**MATERIAL SHOWN:**
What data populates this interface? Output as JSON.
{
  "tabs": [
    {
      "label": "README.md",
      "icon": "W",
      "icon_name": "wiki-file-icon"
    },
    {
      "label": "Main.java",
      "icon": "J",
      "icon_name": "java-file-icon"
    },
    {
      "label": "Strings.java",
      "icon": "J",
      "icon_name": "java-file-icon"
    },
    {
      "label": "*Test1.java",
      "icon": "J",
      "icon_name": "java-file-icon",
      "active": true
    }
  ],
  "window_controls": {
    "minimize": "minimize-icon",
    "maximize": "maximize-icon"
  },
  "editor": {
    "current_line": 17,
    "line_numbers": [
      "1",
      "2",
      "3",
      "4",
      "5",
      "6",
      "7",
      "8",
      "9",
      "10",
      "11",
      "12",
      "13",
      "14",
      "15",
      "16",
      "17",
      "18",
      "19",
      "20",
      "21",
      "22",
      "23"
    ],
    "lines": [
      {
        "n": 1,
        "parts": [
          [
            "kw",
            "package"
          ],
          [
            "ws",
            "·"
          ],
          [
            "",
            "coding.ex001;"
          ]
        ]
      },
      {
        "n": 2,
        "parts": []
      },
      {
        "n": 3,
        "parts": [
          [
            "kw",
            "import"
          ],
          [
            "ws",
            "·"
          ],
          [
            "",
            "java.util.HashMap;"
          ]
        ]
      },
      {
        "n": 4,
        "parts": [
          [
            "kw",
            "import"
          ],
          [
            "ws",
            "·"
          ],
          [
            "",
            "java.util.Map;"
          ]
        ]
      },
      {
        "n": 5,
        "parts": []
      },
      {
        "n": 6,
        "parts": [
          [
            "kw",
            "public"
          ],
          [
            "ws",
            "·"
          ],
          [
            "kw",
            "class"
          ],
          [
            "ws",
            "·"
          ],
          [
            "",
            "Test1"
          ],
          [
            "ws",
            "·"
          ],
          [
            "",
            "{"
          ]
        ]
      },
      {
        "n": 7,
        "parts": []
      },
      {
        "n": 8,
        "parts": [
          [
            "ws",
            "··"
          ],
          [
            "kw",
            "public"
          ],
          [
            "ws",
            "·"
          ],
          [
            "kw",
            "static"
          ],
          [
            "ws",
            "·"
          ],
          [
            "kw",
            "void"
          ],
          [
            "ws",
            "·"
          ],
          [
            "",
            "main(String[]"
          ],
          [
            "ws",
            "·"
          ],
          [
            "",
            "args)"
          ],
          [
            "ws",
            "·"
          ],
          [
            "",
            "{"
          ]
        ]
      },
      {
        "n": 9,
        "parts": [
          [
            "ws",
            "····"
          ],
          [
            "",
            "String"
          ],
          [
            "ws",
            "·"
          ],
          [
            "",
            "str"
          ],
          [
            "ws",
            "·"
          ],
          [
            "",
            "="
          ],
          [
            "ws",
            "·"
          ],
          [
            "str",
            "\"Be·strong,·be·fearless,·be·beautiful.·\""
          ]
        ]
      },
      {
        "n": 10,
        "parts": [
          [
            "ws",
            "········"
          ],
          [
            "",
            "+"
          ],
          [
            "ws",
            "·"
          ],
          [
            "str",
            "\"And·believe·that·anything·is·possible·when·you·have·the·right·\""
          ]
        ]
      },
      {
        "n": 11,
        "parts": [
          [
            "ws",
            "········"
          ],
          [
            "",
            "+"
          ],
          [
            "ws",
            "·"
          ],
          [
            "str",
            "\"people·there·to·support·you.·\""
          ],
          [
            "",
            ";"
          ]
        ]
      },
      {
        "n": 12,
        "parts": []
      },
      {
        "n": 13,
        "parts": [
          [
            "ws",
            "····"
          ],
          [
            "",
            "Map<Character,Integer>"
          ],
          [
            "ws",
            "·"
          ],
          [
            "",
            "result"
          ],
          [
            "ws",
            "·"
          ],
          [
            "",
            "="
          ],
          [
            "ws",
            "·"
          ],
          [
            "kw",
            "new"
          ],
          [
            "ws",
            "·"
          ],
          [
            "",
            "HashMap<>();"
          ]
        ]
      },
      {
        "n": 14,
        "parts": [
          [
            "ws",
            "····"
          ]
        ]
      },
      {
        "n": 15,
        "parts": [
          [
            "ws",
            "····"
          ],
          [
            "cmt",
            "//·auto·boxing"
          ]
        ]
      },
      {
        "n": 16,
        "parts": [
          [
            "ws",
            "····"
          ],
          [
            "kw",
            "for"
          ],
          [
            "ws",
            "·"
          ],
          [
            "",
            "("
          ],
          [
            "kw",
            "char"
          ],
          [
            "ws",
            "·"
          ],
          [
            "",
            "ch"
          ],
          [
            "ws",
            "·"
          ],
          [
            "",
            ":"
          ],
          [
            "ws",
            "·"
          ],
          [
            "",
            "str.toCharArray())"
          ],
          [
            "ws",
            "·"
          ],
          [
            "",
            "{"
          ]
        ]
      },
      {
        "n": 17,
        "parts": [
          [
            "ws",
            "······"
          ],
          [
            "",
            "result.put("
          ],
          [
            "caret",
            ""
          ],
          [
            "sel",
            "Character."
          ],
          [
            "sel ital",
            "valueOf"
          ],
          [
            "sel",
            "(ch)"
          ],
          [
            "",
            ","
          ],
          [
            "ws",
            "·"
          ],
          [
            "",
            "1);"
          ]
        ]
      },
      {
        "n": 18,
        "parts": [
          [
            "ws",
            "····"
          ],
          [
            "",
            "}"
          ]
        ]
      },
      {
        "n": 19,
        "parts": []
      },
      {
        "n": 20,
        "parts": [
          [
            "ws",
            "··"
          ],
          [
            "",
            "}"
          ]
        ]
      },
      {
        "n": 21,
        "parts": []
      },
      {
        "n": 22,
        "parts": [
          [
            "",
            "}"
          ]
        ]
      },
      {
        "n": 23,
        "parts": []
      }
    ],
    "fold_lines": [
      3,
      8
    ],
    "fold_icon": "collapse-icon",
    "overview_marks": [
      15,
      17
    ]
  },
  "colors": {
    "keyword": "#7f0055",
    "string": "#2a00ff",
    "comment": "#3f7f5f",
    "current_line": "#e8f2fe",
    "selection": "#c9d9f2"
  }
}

**TO DO:** Type the material above out again, exactly.

**ANSWER TO THE EXERCISE:**
What data populates this interface? Output as JSON.
{
  "tabs": [
    {
      "label": "README.md",
      "icon": "W",
      "icon_name": "wiki-file-icon"
    },
    {
      "label": "Main.java",
      "icon": "J",
      "icon_name": "java-file-icon"
    },
    {
      "label": "Strings.java",
      "icon": "J",
      "icon_name": "java-file-icon"
    },
    {
      "label": "*Test1.java",
      "icon": "J",
      "icon_name": "java-file-icon",
      "active": true
    }
  ],
  "window_controls": {
    "minimize": "minimize-icon",
    "maximize": "maximize-icon"
  },
  "editor": {
    "current_line": 17,
    "line_numbers": [
      "1",
      "2",
      "3",
      "4",
      "5",
      "6",
      "7",
      "8",
      "9",
      "10",
      "11",
      "12",
      "13",
      "14",
      "15",
      "16",
      "17",
      "18",
      "19",
      "20",
      "21",
      "22",
      "23"
    ],
    "lines": [
      {
        "n": 1,
        "parts": [
          [
            "kw",
            "package"
          ],
          [
            "ws",
            "·"
          ],
          [
            "",
            "coding.ex001;"
          ]
        ]
      },
      {
        "n": 2,
        "parts": []
      },
      {
        "n": 3,
        "parts": [
          [
            "kw",
            "import"
          ],
          [
            "ws",
            "·"
          ],
          [
            "",
            "java.util.HashMap;"
          ]
        ]
      },
      {
        "n": 4,
        "parts": [
          [
            "kw",
            "import"
          ],
          [
            "ws",
            "·"
          ],
          [
            "",
            "java.util.Map;"
          ]
        ]
      },
      {
        "n": 5,
        "parts": []
      },
      {
        "n": 6,
        "parts": [
          [
            "kw",
            "public"
          ],
          [
            "ws",
            "·"
          ],
          [
            "kw",
            "class"
          ],
          [
            "ws",
            "·"
          ],
          [
            "",
            "Test1"
          ],
          [
            "ws",
            "·"
          ],
          [
            "",
            "{"
          ]
        ]
      },
      {
        "n": 7,
        "parts": []
      },
      {
        "n": 8,
        "parts": [
          [
            "ws",
            "··"
          ],
          [
            "kw",
            "public"
          ],
          [
            "ws",
            "·"
          ],
          [
            "kw",
            "static"
          ],
          [
            "ws",
            "·"
          ],
          [
            "kw",
            "void"
          ],
          [
            "ws",
            "·"
          ],
          [
            "",
            "main(String[]"
          ],
          [
            "ws",
            "·"
          ],
          [
            "",
            "args)"
          ],
          [
            "ws",
            "·"
          ],
          [
            "",
            "{"
          ]
        ]
      },
      {
        "n": 9,
        "parts": [
          [
            "ws",
            "····"
          ],
          [
            "",
            "String"
          ],
          [
            "ws",
            "·"
          ],
          [
            "",
            "str"
          ],
          [
            "ws",
            "·"
          ],
          [
            "",
            "="
          ],
          [
            "ws",
            "·"
          ],
          [
            "str",
            "\"Be·strong,·be·fearless,·be·beautiful.·\""
          ]
        ]
      },
      {
        "n": 10,
        "parts": [
          [
            "ws",
            "········"
          ],
          [
            "",
            "+"
          ],
          [
            "ws",
            "·"
          ],
          [
            "str",
            "\"And·believe·that·anything·is·possible·when·you·have·the·right·\""
          ]
        ]
      },
      {
        "n": 11,
        "parts": [
          [
            "ws",
            "········"
          ],
          [
            "",
            "+"
          ],
          [
            "ws",
            "·"
          ],
          [
            "str",
            "\"people·there·to·support·you.·\""
          ],
          [
            "",
            ";"
          ]
        ]
      },
      {
        "n": 12,
        "parts": []
      },
      {
        "n": 13,
        "parts": [
          [
            "ws",
            "····"
          ],
          [
            "",
            "Map<Character,Integer>"
          ],
          [
            "ws",
            "·"
          ],
          [
            "",
            "result"
          ],
          [
            "ws",
            "·"
          ],
          [
            "",
            "="
          ],
          [
            "ws",
            "·"
          ],
          [
            "kw",
            "new"
          ],
          [
            "ws",
            "·"
          ],
          [
            "",
            "HashMap<>();"
          ]
        ]
      },
      {
        "n": 14,
        "parts": [
          [
            "ws",
            "····"
          ]
        ]
      },
      {
        "n": 15,
        "parts": [
          [
            "ws",
            "····"
          ],
          [
            "cmt",
            "//·auto·boxing"
          ]
        ]
      },
      {
        "n": 16,
        "parts": [
          [
            "ws",
            "····"
          ],
          [
            "kw",
            "for"
          ],
          [
            "ws",
            "·"
          ],
          [
            "",
            "("
          ],
          [
            "kw",
            "char"
          ],
          [
            "ws",
            "·"
          ],
          [
            "",
            "ch"
          ],
          [
            "ws",
            "·"
          ],
          [
            "",
            ":"
          ],
          [
            "ws",
            "·"
          ],
          [
            "",
            "str.toCharArray())"
          ],
          [
            "ws",
            "·"
          ],
          [
            "",
            "{"
          ]
        ]
      },
      {
        "n": 17,
        "parts": [
          [
            "ws",
            "······"
          ],
          [
            "",
            "result.put("
          ],
          [
            "caret",
            ""
          ],
          [
            "sel",
            "Character."
          ],
          [
            "sel ital",
            "valueOf"
          ],
          [
            "sel",
            "(ch)"
          ],
          [
            "",
            ","
          ],
          [
            "ws",
            "·"
          ],
          [
            "",
            "1);"
          ]
        ]
      },
      {
        "n": 18,
        "parts": [
          [
            "ws",
            "····"
          ],
          [
            "",
            "}"
          ]
        ]
      },
      {
        "n": 19,
        "parts": []
      },
      {
        "n": 20,
        "parts": [
          [
            "ws",
            "··"
          ],
          [
            "",
            "}"
          ]
        ]
      },
      {
        "n": 21,
        "parts": []
      },
      {
        "n": 22,
        "parts": [
          [
            "",
            "}"
          ]
        ]
      },
      {
        "n": 23,
        "parts": []
      }
    ],
    "fold_lines": [
      3,
      8
    ],
    "fold_icon": "collapse-icon",
    "overview_marks": [
      15,
      17
    ]
  },
  "colors": {
    "keyword": "#7f0055",
    "string": "#2a00ff",
    "comment": "#3f7f5f",
    "current_line": "#e8f2fe",
    "selection": "#c9d9f2"
  }
}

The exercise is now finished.